### What the task asks
Make a verbatim copy of the entries below; pictures stay out.
::: Listing :::
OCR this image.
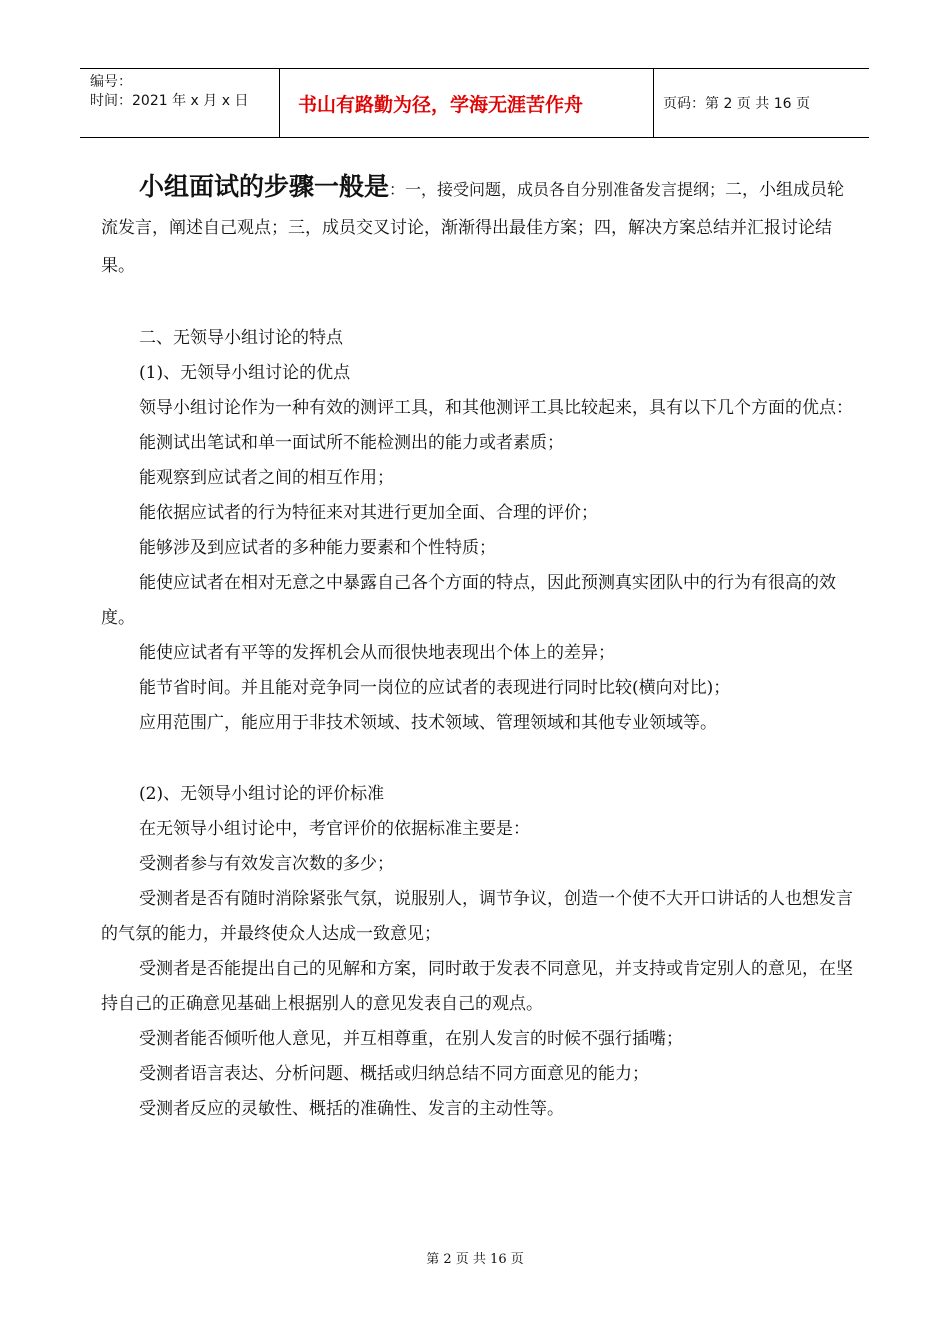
编号：
时间：2021 年 x 月 x 日	书山有路勤为径，学海无涯苦作舟	页码：第 2 页 共 16 页

小组面试的步骤一般是：一，接受问题，成员各自分别准备发言提纲；二，小组成员轮流发言，阐述自己观点；三，成员交叉讨论，渐渐得出最佳方案；四，解决方案总结并汇报讨论结果。

二、无领导小组讨论的特点

(1)、无领导小组讨论的优点

领导小组讨论作为一种有效的测评工具，和其他测评工具比较起来，具有以下几个方面的优点：

能测试出笔试和单一面试所不能检测出的能力或者素质；

能观察到应试者之间的相互作用；

能依据应试者的行为特征来对其进行更加全面、合理的评价；

能够涉及到应试者的多种能力要素和个性特质；

能使应试者在相对无意之中暴露自己各个方面的特点，因此预测真实团队中的行为有很高的效度。

能使应试者有平等的发挥机会从而很快地表现出个体上的差异；

能节省时间。并且能对竞争同一岗位的应试者的表现进行同时比较(横向对比)；

应用范围广，能应用于非技术领域、技术领域、管理领域和其他专业领域等。

(2)、无领导小组讨论的评价标准

在无领导小组讨论中，考官评价的依据标准主要是：

受测者参与有效发言次数的多少；

受测者是否有随时消除紧张气氛，说服别人，调节争议，创造一个使不大开口讲话的人也想发言的气氛的能力，并最终使众人达成一致意见；

受测者是否能提出自己的见解和方案，同时敢于发表不同意见，并支持或肯定别人的意见，在坚持自己的正确意见基础上根据别人的意见发表自己的观点。

受测者能否倾听他人意见，并互相尊重，在别人发言的时候不强行插嘴；

受测者语言表达、分析问题、概括或归纳总结不同方面意见的能力；

受测者反应的灵敏性、概括的准确性、发言的主动性等。

第 2 页 共 16 页
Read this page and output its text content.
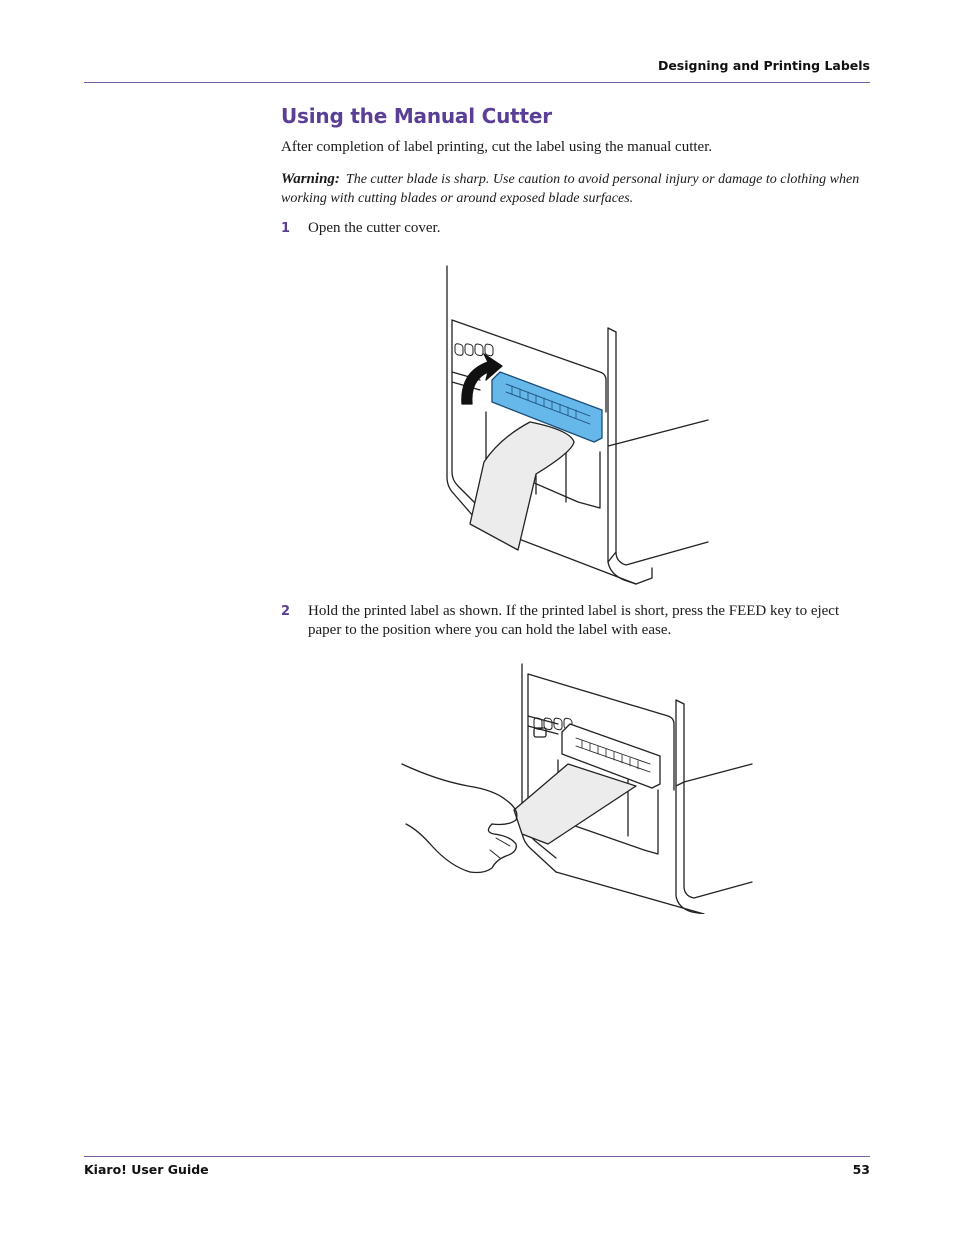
Designing and Printing Labels
Using the Manual Cutter

After completion of label printing, cut the label using the manual cutter.

Warning: The cutter blade is sharp. Use caution to avoid personal injury or damage to clothing when working with cutting blades or around exposed blade surfaces.

1 Open the cutter cover.
2 Hold the printed label as shown. If the printed label is short, press the FEED key to eject paper to the position where you can hold the label with ease.
Kiaro! User Guide	53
:::
### Final answer
OCR this image.
编号：
时间：2021 年 x 月 x 日	书山有路勤为径，学海无涯苦作舟	页码：第 2 页 共 16 页

小组面试的步骤一般是：一，接受问题，成员各自分别准备发言提纲；二，小组成员轮流发言，阐述自己观点；三，成员交叉讨论，渐渐得出最佳方案；四，解决方案总结并汇报讨论结果。

二、无领导小组讨论的特点

(1)、无领导小组讨论的优点

领导小组讨论作为一种有效的测评工具，和其他测评工具比较起来，具有以下几个方面的优点：

能测试出笔试和单一面试所不能检测出的能力或者素质；

能观察到应试者之间的相互作用；

能依据应试者的行为特征来对其进行更加全面、合理的评价；

能够涉及到应试者的多种能力要素和个性特质；

能使应试者在相对无意之中暴露自己各个方面的特点，因此预测真实团队中的行为有很高的效度。

能使应试者有平等的发挥机会从而很快地表现出个体上的差异；

能节省时间。并且能对竞争同一岗位的应试者的表现进行同时比较(横向对比)；

应用范围广，能应用于非技术领域、技术领域、管理领域和其他专业领域等。

(2)、无领导小组讨论的评价标准

在无领导小组讨论中，考官评价的依据标准主要是：

受测者参与有效发言次数的多少；

受测者是否有随时消除紧张气氛，说服别人，调节争议，创造一个使不大开口讲话的人也想发言的气氛的能力，并最终使众人达成一致意见；

受测者是否能提出自己的见解和方案，同时敢于发表不同意见，并支持或肯定别人的意见，在坚持自己的正确意见基础上根据别人的意见发表自己的观点。

受测者能否倾听他人意见，并互相尊重，在别人发言的时候不强行插嘴；

受测者语言表达、分析问题、概括或归纳总结不同方面意见的能力；

受测者反应的灵敏性、概括的准确性、发言的主动性等。

第 2 页 共 16 页
Read this page and output its text content.
Designing and Printing Labels
Using the Manual Cutter

After completion of label printing, cut the label using the manual cutter.

Warning: The cutter blade is sharp. Use caution to avoid personal injury or damage to clothing when working with cutting blades or around exposed blade surfaces.

1 Open the cutter cover.
2 Hold the printed label as shown. If the printed label is short, press the FEED key to eject paper to the position where you can hold the label with ease.
Kiaro! User Guide	53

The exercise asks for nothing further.